- **Your instructions**
Reproduce verbatim the lines from the very first one through the line that contains "email-label: Emailadres xyxy=(32,215,77,224)", with both of those lines included.

Listings of regions and labels
= = =

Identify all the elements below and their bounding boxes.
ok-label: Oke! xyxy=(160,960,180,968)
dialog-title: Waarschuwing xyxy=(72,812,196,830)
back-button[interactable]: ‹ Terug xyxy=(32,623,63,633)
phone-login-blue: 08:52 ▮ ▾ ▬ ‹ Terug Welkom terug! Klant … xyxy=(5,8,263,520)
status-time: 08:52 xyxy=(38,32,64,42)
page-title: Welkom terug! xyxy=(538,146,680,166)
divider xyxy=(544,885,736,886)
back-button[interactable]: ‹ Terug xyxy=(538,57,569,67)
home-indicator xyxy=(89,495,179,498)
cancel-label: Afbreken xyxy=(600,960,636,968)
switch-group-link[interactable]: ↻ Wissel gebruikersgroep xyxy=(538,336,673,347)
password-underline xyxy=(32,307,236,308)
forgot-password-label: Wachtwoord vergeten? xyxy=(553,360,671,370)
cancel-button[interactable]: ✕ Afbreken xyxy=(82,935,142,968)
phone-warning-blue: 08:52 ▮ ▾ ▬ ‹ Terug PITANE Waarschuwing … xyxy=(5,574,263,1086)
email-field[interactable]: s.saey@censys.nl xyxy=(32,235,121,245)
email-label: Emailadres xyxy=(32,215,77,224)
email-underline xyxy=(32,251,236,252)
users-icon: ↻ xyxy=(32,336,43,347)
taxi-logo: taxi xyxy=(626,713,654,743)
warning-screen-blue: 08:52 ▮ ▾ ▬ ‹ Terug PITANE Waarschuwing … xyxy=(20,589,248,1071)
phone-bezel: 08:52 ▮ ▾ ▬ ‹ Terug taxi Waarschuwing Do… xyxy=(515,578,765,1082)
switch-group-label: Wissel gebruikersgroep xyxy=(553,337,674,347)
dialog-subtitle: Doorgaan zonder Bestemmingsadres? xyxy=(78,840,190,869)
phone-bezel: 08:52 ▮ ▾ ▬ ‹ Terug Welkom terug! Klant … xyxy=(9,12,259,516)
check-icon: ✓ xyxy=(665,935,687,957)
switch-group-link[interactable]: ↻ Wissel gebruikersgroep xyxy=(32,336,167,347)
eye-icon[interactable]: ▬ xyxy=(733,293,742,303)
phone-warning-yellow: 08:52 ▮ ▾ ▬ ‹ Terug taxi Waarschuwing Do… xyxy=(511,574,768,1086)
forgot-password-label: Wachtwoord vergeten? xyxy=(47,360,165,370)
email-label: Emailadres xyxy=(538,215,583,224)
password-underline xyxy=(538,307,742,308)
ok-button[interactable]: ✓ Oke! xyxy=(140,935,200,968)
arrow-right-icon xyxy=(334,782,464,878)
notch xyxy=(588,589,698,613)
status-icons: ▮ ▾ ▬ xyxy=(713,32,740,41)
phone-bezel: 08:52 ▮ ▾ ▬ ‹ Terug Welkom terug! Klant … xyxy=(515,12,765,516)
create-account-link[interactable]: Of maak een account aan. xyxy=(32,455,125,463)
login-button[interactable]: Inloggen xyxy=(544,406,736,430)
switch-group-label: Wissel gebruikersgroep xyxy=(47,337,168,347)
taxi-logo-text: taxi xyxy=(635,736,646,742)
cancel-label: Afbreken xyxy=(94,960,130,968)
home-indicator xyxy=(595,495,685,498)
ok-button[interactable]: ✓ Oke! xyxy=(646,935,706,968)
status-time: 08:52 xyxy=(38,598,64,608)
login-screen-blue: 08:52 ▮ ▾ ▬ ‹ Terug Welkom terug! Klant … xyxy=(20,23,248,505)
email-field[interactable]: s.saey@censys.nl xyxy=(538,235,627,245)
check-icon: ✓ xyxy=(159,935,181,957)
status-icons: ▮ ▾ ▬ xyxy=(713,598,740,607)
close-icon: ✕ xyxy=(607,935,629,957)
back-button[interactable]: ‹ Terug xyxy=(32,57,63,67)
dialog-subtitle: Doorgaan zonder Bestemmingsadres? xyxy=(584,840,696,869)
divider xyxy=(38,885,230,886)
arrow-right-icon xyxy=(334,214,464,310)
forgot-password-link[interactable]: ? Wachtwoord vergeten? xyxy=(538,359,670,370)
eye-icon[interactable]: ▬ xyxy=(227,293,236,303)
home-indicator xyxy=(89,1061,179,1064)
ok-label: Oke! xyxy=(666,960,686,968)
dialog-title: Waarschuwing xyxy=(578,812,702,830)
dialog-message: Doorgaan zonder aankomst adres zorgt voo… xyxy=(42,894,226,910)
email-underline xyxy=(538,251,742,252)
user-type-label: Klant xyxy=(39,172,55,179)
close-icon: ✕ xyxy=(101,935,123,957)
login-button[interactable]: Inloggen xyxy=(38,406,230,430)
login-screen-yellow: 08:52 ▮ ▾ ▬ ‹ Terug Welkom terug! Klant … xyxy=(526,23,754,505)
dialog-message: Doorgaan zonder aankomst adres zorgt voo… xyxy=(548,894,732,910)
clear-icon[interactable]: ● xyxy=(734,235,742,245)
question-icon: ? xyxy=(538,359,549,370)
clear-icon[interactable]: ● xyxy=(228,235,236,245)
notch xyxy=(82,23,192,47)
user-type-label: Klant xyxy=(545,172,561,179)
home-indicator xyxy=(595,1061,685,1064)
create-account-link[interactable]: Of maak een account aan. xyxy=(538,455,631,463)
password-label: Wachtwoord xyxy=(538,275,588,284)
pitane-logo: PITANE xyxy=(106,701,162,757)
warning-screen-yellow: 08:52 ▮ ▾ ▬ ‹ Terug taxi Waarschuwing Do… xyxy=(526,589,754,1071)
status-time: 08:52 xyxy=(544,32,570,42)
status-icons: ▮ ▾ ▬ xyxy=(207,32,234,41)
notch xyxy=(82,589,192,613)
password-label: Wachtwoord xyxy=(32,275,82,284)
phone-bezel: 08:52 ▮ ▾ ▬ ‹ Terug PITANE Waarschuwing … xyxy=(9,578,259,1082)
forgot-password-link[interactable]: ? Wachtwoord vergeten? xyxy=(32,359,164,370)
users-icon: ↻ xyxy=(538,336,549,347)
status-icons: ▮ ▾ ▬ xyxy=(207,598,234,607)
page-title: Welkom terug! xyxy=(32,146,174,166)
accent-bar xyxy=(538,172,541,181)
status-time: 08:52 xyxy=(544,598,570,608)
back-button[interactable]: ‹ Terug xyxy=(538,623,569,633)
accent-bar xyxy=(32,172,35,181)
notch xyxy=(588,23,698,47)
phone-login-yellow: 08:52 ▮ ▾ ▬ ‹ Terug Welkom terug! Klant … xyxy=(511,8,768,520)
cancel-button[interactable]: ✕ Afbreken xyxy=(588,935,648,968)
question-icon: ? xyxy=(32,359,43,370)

= = =

- **Answer for this exercise**
Identify all the elements below and their bounding boxes.
ok-label: Oke! xyxy=(160,960,180,968)
dialog-title: Waarschuwing xyxy=(72,812,196,830)
back-button[interactable]: ‹ Terug xyxy=(32,623,63,633)
phone-login-blue: 08:52 ▮ ▾ ▬ ‹ Terug Welkom terug! Klant … xyxy=(5,8,263,520)
status-time: 08:52 xyxy=(38,32,64,42)
page-title: Welkom terug! xyxy=(538,146,680,166)
divider xyxy=(544,885,736,886)
back-button[interactable]: ‹ Terug xyxy=(538,57,569,67)
home-indicator xyxy=(89,495,179,498)
cancel-label: Afbreken xyxy=(600,960,636,968)
switch-group-link[interactable]: ↻ Wissel gebruikersgroep xyxy=(538,336,673,347)
password-underline xyxy=(32,307,236,308)
forgot-password-label: Wachtwoord vergeten? xyxy=(553,360,671,370)
cancel-button[interactable]: ✕ Afbreken xyxy=(82,935,142,968)
phone-warning-blue: 08:52 ▮ ▾ ▬ ‹ Terug PITANE Waarschuwing … xyxy=(5,574,263,1086)
email-field[interactable]: s.saey@censys.nl xyxy=(32,235,121,245)
email-label: Emailadres xyxy=(32,215,77,224)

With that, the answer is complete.